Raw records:

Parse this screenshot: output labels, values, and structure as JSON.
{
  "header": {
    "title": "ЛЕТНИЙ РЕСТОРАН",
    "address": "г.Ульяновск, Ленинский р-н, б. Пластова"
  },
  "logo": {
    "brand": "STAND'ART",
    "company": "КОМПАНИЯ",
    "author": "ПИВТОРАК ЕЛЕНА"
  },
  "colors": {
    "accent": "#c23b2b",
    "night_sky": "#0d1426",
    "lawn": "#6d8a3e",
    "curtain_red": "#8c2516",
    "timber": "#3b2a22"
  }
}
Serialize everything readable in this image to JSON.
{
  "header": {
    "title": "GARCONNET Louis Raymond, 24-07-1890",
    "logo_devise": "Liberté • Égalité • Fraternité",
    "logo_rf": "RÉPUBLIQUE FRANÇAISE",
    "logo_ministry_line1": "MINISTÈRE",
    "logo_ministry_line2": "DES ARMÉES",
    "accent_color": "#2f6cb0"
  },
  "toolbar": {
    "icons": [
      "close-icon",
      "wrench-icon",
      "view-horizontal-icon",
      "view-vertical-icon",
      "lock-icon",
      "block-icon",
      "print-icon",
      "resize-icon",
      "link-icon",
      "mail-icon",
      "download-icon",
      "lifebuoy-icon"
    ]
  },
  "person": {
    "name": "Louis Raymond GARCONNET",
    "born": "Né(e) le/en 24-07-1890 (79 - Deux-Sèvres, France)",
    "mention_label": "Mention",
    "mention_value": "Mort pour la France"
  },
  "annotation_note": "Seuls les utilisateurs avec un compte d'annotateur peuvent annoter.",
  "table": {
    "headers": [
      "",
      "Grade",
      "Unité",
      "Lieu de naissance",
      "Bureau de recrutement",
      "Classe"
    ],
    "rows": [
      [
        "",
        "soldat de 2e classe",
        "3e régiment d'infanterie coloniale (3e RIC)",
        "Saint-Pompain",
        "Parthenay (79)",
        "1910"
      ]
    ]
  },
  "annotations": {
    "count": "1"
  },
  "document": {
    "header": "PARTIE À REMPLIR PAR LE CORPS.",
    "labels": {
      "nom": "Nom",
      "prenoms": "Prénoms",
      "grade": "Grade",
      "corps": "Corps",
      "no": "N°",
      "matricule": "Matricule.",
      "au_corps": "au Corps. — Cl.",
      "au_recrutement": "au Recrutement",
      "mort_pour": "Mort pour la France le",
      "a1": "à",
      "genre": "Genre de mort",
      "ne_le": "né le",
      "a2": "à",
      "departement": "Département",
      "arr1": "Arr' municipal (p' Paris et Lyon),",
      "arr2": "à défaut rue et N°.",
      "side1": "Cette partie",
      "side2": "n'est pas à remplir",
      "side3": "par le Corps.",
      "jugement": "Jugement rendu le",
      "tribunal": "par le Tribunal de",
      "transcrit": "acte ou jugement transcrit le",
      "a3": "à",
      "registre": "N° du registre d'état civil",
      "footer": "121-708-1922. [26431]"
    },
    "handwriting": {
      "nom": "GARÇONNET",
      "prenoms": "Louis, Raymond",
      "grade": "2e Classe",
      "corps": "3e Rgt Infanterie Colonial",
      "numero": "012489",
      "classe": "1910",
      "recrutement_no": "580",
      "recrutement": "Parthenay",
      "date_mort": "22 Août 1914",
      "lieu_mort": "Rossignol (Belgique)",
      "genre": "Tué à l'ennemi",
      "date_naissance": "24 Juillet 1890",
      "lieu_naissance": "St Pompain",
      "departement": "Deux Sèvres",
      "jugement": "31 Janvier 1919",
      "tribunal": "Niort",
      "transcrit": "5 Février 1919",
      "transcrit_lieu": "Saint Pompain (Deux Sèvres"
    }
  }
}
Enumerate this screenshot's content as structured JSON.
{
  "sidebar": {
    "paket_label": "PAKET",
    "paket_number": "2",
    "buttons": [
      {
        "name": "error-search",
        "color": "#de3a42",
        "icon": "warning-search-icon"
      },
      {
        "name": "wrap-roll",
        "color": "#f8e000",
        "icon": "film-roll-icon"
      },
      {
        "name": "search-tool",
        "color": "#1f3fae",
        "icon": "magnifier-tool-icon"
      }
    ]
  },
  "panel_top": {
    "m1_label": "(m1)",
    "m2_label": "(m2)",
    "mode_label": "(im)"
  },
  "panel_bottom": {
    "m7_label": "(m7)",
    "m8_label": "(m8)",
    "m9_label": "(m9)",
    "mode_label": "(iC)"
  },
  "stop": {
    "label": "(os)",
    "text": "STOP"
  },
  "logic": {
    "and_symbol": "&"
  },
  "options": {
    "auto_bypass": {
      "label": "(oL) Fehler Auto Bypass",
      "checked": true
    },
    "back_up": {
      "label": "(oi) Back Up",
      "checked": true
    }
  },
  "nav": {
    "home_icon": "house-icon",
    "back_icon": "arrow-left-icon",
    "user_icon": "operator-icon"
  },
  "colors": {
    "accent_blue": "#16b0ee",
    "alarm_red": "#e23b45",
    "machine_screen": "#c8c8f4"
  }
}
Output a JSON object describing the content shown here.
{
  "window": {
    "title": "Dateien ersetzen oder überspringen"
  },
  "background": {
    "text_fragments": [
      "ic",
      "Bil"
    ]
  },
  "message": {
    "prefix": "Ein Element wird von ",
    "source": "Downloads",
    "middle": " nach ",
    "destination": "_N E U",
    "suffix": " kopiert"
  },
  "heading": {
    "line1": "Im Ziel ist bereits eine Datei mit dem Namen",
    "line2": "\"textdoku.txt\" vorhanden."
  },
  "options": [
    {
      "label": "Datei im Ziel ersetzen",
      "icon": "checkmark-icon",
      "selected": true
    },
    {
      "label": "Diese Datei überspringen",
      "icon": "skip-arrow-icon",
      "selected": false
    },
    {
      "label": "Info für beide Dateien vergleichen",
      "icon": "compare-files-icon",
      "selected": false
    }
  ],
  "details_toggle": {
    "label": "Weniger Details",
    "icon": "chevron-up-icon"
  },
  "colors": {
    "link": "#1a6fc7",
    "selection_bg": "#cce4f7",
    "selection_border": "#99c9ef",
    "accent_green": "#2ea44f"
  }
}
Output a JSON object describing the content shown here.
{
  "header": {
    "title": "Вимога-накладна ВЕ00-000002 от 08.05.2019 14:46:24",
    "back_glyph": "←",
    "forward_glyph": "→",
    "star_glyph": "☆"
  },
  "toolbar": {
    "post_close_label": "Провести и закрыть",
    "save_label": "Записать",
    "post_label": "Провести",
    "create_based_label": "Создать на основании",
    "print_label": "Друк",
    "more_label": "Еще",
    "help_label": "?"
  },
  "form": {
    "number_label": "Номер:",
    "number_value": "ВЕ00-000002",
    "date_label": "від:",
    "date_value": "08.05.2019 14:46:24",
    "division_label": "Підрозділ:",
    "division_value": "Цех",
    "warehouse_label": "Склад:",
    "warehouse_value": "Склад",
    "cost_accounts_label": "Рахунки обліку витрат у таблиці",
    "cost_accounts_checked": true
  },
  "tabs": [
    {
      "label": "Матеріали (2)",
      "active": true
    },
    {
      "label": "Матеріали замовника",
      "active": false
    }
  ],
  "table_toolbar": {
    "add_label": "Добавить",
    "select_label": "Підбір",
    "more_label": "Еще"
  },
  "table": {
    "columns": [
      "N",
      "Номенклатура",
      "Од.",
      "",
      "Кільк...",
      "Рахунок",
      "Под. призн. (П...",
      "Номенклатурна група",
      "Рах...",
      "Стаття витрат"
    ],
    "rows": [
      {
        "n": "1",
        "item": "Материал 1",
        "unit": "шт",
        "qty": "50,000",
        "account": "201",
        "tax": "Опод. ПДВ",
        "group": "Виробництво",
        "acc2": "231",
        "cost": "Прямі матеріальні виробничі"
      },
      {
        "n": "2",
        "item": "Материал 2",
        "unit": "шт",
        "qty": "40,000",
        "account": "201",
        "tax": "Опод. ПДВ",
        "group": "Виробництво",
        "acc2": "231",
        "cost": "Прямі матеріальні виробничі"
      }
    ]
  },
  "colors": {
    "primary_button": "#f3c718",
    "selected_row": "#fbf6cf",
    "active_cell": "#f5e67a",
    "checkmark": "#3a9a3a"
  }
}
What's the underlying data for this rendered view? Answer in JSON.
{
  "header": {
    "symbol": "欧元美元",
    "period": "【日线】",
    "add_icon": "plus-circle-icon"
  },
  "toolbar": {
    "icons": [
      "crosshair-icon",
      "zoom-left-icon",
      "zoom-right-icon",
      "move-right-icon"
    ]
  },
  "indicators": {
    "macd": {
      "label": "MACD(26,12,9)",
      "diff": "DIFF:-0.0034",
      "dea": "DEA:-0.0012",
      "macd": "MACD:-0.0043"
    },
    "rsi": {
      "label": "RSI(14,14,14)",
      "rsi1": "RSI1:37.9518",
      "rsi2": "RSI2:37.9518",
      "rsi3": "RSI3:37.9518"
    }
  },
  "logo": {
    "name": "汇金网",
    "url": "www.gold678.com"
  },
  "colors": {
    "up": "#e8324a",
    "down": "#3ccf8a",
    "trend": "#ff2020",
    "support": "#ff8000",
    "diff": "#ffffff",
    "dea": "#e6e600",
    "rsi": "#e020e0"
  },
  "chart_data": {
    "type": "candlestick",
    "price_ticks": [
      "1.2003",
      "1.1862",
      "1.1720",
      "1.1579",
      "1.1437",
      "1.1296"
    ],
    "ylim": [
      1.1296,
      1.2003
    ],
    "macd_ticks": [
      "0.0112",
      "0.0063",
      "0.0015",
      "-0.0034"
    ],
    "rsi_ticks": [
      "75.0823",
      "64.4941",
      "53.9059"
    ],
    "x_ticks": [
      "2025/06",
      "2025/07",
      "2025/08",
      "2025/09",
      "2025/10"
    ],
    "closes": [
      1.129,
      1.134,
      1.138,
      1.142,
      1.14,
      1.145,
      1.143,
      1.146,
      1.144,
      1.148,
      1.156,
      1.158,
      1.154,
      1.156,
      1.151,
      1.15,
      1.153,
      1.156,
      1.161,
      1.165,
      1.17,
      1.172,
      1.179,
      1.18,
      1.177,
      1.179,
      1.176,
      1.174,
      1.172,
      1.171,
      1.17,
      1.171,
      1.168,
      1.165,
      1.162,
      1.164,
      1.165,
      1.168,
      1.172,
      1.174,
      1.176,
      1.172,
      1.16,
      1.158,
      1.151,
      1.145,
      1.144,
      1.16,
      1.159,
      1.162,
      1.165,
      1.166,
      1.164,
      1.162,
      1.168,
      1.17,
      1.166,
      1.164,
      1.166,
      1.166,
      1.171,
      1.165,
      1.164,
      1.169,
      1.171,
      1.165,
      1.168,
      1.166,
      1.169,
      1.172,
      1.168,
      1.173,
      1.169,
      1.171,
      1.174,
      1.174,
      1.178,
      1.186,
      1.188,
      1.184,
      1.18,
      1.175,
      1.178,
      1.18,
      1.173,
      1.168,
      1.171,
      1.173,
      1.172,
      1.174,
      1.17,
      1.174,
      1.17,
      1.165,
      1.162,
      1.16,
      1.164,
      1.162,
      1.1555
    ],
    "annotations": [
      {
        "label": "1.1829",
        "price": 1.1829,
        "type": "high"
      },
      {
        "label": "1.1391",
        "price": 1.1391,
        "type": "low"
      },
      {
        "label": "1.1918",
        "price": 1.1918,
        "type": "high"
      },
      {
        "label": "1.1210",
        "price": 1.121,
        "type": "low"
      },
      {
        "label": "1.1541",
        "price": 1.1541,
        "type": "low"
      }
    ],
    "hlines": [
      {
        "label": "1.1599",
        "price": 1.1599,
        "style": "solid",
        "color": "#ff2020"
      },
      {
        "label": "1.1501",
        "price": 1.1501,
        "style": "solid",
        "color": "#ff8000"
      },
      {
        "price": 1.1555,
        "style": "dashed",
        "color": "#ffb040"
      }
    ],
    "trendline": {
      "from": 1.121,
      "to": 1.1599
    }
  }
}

**Task:**
Each line holding the word "Louis" counts once; report the total and nothing else.

**Exercise output:**
3